==== Data for processing

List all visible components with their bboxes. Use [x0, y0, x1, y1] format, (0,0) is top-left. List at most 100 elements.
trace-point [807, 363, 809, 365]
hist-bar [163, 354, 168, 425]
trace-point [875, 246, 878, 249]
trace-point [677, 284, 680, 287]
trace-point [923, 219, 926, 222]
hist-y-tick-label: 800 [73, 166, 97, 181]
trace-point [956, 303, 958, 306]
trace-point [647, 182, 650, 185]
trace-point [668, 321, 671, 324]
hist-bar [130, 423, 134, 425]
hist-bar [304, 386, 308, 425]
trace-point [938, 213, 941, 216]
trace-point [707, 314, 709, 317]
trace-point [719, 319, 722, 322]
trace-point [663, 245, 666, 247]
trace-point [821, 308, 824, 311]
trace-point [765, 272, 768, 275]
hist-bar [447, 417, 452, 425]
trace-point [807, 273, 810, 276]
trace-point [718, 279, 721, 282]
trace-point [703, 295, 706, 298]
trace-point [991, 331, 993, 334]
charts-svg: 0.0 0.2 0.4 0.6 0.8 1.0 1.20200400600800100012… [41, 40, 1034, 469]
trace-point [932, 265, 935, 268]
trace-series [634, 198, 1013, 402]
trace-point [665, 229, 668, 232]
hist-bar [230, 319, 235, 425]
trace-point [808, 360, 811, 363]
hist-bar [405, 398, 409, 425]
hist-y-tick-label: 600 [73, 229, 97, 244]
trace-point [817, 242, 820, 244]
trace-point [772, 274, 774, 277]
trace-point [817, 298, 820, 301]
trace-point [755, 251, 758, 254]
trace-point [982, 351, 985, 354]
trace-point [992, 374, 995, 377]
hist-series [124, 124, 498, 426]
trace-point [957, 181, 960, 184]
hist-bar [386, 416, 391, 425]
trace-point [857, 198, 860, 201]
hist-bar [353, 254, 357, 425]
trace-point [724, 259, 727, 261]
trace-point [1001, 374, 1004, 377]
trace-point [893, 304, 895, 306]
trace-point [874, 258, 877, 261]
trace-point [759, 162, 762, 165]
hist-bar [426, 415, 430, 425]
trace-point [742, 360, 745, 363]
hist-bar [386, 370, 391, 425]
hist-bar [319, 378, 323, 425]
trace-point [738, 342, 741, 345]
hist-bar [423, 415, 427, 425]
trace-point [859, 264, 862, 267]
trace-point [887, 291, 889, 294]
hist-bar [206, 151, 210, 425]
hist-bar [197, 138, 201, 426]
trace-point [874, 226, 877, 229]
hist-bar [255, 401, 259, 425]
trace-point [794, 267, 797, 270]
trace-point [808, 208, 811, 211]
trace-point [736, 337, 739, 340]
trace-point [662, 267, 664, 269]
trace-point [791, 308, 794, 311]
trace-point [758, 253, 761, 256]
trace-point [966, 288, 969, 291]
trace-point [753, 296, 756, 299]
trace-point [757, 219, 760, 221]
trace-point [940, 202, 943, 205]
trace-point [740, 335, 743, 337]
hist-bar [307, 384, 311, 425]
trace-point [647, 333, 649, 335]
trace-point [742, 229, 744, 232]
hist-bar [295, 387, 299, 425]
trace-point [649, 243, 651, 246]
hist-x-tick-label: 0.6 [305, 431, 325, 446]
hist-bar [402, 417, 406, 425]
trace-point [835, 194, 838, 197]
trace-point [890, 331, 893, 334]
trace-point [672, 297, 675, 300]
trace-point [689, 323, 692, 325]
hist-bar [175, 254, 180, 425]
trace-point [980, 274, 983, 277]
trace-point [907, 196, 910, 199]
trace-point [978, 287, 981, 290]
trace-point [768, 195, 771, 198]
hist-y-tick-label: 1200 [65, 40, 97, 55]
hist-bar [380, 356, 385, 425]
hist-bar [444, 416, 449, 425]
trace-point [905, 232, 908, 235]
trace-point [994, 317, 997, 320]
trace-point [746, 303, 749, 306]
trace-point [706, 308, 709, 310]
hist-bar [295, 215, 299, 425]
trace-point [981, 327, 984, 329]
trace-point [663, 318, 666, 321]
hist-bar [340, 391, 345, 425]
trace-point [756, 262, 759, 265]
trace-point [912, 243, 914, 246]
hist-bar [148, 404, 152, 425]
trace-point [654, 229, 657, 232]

========

§ Written exercise: Can you recast every line of the entries above as a JSON list of strings, one string per line, with blank lines left out?

§ Exercise output:
[
  "List all visible components with their bboxes. Use [x0, y0, x1, y1] format, (0,0) is top-left. List at most 100 elements.",
  "trace-point [807, 363, 809, 365]",
  "hist-bar [163, 354, 168, 425]",
  "trace-point [875, 246, 878, 249]",
  "trace-point [677, 284, 680, 287]",
  "trace-point [923, 219, 926, 222]",
  "hist-y-tick-label: 800 [73, 166, 97, 181]",
  "trace-point [956, 303, 958, 306]",
  "trace-point [647, 182, 650, 185]",
  "trace-point [668, 321, 671, 324]",
  "hist-bar [130, 423, 134, 425]",
  "hist-bar [304, 386, 308, 425]",
  "trace-point [938, 213, 941, 216]",
  "trace-point [707, 314, 709, 317]",
  "trace-point [719, 319, 722, 322]",
  "trace-point [663, 245, 666, 247]",
  "trace-point [821, 308, 824, 311]",
  "trace-point [765, 272, 768, 275]",
  "hist-bar [447, 417, 452, 425]",
  "trace-point [807, 273, 810, 276]",
  "trace-point [718, 279, 721, 282]",
  "trace-point [703, 295, 706, 298]",
  "trace-point [991, 331, 993, 334]",
  "charts-svg: 0.0 0.2 0.4 0.6 0.8 1.0 1.20200400600800100012… [41, 40, 1034, 469]",
  "trace-point [932, 265, 935, 268]",
  "trace-series [634, 198, 1013, 402]",
  "trace-point [665, 229, 668, 232]",
  "hist-bar [230, 319, 235, 425]",
  "trace-point [808, 360, 811, 363]",
  "hist-bar [405, 398, 409, 425]",
  "hist-y-tick-label: 600 [73, 229, 97, 244]",
  "trace-point [817, 242, 820, 244]",
  "trace-point [772, 274, 774, 277]",
  "trace-point [817, 298, 820, 301]",
  "trace-point [755, 251, 758, 254]",
  "trace-point [982, 351, 985, 354]",
  "trace-point [992, 374, 995, 377]",
  "hist-series [124, 124, 498, 426]",
  "trace-point [957, 181, 960, 184]",
  "hist-bar [386, 416, 391, 425]",
  "trace-point [857, 198, 860, 201]",
  "hist-bar [353, 254, 357, 425]",
  "trace-point [724, 259, 727, 261]",
  "trace-point [1001, 374, 1004, 377]",
  "trace-point [893, 304, 895, 306]",
  "trace-point [874, 258, 877, 261]",
  "trace-point [759, 162, 762, 165]",
  "hist-bar [426, 415, 430, 425]",
  "trace-point [742, 360, 745, 363]",
  "hist-bar [386, 370, 391, 425]",
  "hist-bar [319, 378, 323, 425]",
  "trace-point [738, 342, 741, 345]",
  "hist-bar [423, 415, 427, 425]",
  "trace-point [859, 264, 862, 267]",
  "trace-point [887, 291, 889, 294]",
  "hist-bar [206, 151, 210, 425]",
  "hist-bar [197, 138, 201, 426]",
  "trace-point [874, 226, 877, 229]",
  "hist-bar [255, 401, 259, 425]",
  "trace-point [794, 267, 797, 270]",
  "trace-point [808, 208, 811, 211]",
  "trace-point [736, 337, 739, 340]",
  "trace-point [662, 267, 664, 269]",
  "trace-point [791, 308, 794, 311]",
  "trace-point [758, 253, 761, 256]",
  "trace-point [966, 288, 969, 291]",
  "trace-point [753, 296, 756, 299]",
  "trace-point [757, 219, 760, 221]",
  "trace-point [940, 202, 943, 205]",
  "trace-point [740, 335, 743, 337]",
  "hist-bar [307, 384, 311, 425]",
  "trace-point [647, 333, 649, 335]",
  "trace-point [742, 229, 744, 232]",
  "hist-bar [295, 387, 299, 425]",
  "trace-point [649, 243, 651, 246]",
  "hist-x-tick-label: 0.6 [305, 431, 325, 446]",
  "hist-bar [402, 417, 406, 425]",
  "trace-point [835, 194, 838, 197]",
  "trace-point [890, 331, 893, 334]",
  "trace-point [672, 297, 675, 300]",
  "trace-point [689, 323, 692, 325]",
  "hist-bar [175, 254, 180, 425]",
  "trace-point [980, 274, 983, 277]",
  "trace-point [907, 196, 910, 199]",
  "trace-point [978, 287, 981, 290]",
  "trace-point [768, 195, 771, 198]",
  "hist-y-tick-label: 1200 [65, 40, 97, 55]",
  "hist-bar [380, 356, 385, 425]",
  "hist-bar [444, 416, 449, 425]",
  "trace-point [905, 232, 908, 235]",
  "trace-point [994, 317, 997, 320]",
  "trace-point [746, 303, 749, 306]",
  "trace-point [706, 308, 709, 310]",
  "hist-bar [295, 215, 299, 425]",
  "trace-point [981, 327, 984, 329]",
  "trace-point [663, 318, 666, 321]",
  "hist-bar [340, 391, 345, 425]",
  "trace-point [756, 262, 759, 265]",
  "trace-point [912, 243, 914, 246]",
  "hist-bar [148, 404, 152, 425]",
  "trace-point [654, 229, 657, 232]"
]